Look through the listing and locate every line containing the word "культуры"; copy those lines.

(Data excerpts)
......
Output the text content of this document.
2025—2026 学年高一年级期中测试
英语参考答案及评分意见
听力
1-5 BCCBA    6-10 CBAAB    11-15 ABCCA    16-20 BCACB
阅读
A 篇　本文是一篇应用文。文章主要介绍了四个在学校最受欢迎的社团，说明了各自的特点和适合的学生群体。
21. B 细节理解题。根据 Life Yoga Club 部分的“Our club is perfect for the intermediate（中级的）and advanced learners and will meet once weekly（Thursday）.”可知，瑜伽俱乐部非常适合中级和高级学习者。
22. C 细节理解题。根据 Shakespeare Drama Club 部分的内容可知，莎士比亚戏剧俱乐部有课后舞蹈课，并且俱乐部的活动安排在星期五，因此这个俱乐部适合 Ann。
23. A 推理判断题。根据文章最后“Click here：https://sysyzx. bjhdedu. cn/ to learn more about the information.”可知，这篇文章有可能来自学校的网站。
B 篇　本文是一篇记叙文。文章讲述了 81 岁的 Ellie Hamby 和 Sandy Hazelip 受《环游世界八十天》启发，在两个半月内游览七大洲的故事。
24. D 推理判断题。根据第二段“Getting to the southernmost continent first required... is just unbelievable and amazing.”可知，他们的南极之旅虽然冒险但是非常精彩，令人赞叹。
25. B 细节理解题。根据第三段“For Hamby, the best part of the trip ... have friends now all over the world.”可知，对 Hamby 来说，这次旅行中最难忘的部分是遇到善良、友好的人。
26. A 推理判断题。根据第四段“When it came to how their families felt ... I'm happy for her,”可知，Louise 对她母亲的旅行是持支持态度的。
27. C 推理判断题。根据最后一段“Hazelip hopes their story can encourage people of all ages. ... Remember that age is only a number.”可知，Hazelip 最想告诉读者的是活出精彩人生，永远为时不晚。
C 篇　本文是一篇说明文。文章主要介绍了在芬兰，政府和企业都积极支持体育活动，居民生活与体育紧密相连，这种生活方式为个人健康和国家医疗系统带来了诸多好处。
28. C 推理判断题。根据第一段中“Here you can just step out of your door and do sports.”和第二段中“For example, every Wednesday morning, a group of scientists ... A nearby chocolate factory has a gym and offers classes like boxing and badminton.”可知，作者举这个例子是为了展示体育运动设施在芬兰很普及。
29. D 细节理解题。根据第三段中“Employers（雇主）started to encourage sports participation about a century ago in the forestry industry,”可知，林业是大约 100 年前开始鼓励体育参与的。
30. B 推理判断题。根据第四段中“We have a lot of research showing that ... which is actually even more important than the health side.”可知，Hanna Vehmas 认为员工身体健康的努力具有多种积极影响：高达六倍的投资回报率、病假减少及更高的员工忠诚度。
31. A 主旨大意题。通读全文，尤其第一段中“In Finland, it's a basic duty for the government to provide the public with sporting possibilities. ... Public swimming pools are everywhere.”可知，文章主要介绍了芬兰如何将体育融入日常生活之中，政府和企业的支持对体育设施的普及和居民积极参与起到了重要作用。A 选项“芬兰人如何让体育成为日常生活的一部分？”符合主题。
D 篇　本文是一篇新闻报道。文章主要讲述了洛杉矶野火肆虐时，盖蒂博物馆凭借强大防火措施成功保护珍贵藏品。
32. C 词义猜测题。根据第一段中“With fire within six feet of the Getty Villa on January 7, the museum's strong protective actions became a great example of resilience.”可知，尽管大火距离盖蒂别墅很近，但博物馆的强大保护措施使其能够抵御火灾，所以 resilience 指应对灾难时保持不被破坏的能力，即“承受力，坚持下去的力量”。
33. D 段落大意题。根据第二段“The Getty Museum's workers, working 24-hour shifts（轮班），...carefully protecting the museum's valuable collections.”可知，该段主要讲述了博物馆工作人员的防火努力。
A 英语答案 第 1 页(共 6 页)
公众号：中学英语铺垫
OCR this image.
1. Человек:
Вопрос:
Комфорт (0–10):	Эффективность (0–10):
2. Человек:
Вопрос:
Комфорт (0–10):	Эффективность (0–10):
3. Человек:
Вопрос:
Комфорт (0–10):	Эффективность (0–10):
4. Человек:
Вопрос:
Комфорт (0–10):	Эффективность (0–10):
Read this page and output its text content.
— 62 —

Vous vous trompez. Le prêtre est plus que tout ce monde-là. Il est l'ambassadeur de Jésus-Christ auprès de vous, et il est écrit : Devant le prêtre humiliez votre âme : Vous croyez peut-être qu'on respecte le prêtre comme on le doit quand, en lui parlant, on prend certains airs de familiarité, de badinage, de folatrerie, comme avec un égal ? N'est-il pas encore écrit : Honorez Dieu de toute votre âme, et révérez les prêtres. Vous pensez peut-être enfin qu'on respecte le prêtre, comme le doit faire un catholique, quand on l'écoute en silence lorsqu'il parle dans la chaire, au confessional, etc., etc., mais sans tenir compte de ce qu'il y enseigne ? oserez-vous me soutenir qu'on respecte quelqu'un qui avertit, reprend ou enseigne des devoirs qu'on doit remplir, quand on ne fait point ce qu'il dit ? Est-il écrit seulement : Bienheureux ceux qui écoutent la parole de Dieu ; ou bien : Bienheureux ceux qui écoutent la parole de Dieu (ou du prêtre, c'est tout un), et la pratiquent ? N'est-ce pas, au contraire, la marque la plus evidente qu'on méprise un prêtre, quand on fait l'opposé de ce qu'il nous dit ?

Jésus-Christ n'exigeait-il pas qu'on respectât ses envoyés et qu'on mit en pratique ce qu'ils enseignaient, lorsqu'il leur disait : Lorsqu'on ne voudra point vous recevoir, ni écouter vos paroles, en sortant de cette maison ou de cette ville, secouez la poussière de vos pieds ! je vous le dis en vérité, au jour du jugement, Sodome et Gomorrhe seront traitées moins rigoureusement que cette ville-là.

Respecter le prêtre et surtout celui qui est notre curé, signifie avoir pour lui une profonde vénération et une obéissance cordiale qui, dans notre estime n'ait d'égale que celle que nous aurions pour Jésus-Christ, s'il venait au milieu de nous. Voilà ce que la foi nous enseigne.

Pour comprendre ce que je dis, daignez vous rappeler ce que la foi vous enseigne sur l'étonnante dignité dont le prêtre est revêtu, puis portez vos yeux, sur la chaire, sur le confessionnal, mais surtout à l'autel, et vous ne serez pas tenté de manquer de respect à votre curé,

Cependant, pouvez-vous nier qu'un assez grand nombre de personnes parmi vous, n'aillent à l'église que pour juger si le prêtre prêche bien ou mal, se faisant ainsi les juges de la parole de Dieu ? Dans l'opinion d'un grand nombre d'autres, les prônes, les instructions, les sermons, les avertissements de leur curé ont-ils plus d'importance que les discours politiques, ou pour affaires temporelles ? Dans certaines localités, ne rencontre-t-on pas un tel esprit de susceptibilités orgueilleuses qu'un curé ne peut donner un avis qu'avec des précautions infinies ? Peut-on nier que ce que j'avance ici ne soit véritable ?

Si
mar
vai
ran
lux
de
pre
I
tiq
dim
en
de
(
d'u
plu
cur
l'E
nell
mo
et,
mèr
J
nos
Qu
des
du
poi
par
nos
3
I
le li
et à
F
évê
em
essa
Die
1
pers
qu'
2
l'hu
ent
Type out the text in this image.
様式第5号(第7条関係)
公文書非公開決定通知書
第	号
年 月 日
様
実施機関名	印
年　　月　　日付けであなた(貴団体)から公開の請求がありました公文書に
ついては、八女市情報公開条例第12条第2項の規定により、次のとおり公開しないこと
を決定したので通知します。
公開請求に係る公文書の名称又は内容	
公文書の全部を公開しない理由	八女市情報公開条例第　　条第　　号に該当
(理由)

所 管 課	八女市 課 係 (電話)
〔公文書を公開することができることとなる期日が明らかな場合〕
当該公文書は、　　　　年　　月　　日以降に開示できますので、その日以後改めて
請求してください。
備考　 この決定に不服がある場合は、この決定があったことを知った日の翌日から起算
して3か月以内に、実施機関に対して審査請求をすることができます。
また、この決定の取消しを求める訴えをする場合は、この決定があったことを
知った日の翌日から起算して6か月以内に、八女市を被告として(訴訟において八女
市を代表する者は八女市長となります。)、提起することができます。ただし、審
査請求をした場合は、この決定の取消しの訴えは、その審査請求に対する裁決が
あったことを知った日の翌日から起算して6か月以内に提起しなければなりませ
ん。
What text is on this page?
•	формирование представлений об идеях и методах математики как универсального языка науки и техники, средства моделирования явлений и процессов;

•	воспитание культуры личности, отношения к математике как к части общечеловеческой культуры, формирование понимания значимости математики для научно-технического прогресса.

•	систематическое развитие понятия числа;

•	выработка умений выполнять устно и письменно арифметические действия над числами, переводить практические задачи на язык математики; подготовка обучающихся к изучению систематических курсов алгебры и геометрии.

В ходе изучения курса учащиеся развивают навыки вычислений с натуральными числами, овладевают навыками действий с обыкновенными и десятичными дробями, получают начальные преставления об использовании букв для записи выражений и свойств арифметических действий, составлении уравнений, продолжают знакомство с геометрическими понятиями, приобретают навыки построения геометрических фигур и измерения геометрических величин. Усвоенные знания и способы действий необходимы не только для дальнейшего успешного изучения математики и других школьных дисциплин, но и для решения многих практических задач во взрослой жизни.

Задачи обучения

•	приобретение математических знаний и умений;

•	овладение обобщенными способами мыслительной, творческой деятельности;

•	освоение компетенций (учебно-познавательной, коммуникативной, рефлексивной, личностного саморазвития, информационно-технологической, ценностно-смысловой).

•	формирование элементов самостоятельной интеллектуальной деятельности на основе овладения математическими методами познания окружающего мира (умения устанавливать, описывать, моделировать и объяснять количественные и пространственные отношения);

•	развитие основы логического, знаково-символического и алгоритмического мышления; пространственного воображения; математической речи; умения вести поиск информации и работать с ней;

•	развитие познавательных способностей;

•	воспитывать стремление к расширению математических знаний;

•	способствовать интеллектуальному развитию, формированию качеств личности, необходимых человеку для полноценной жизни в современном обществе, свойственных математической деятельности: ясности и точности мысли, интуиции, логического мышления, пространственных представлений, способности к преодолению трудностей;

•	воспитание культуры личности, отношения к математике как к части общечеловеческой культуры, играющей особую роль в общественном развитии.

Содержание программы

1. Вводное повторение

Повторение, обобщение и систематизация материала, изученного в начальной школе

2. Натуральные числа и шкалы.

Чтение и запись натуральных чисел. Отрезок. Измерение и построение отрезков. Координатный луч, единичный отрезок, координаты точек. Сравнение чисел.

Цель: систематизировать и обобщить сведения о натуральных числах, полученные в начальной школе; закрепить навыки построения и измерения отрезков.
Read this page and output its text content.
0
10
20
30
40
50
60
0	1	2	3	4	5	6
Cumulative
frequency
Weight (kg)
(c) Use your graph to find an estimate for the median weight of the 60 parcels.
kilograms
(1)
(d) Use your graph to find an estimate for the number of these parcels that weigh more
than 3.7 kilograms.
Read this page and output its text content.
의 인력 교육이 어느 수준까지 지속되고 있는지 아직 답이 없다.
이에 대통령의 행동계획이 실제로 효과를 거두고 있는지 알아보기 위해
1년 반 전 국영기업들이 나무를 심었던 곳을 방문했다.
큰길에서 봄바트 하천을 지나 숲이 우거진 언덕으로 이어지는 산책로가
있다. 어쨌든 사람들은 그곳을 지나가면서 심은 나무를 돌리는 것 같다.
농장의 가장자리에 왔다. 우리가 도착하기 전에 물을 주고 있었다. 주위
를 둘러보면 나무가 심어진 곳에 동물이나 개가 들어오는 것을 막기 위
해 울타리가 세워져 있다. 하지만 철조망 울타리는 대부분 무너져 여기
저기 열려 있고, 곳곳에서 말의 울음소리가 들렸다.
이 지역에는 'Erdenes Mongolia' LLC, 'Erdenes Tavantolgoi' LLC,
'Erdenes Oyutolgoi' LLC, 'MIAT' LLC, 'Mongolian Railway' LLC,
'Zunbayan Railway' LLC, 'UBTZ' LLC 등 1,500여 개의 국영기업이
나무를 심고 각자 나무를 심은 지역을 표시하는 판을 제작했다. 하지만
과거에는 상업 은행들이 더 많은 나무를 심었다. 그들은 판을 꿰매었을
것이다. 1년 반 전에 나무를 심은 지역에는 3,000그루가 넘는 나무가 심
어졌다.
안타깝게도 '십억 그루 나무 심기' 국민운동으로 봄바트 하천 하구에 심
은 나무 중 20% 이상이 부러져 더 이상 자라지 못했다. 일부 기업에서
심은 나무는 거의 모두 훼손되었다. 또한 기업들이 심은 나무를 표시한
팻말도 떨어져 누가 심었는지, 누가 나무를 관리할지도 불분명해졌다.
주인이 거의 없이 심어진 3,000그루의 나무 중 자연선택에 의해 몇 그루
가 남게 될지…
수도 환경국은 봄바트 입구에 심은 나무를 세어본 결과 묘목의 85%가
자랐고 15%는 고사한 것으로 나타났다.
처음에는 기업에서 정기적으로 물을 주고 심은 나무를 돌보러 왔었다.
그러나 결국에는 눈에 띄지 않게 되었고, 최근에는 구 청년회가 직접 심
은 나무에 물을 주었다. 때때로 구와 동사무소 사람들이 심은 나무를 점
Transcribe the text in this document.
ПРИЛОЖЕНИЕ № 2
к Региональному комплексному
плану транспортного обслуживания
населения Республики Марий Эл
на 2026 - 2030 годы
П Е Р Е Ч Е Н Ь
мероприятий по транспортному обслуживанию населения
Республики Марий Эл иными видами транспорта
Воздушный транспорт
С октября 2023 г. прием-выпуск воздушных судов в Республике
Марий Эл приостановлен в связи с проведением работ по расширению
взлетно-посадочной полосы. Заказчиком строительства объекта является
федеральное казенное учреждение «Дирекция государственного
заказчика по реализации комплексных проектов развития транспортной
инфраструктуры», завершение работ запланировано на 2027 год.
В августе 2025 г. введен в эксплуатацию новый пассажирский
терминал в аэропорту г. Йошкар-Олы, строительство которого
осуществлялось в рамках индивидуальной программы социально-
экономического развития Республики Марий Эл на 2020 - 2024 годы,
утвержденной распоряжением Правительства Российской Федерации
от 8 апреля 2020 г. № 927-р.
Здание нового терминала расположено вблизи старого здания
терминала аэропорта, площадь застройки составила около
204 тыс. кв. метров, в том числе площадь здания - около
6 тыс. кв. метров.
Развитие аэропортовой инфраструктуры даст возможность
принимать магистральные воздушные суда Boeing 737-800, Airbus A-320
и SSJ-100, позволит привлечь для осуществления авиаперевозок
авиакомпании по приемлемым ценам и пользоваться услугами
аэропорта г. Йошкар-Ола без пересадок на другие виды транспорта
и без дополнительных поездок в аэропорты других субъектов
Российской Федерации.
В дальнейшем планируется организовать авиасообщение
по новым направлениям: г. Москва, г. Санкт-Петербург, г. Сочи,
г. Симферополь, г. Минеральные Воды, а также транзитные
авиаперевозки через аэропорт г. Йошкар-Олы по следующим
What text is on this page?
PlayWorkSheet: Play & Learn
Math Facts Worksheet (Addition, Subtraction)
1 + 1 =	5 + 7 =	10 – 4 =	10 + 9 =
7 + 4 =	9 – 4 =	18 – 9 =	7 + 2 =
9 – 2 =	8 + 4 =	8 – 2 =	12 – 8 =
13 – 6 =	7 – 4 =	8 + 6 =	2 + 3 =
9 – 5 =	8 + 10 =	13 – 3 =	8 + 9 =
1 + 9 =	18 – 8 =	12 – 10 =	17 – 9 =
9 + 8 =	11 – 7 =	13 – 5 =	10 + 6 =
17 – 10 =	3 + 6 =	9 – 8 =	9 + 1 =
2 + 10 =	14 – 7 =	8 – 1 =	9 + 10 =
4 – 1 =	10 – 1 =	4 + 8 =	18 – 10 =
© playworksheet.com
......
(ANSWER TO THE PROBLEM)
•	воспитание культуры личности, отношения к математике как к части общечеловеческой культуры, формирование понимания значимости математики для научно-технического прогресса.
•	воспитание культуры личности, отношения к математике как к части общечеловеческой культуры, играющей особую роль в общественном развитии.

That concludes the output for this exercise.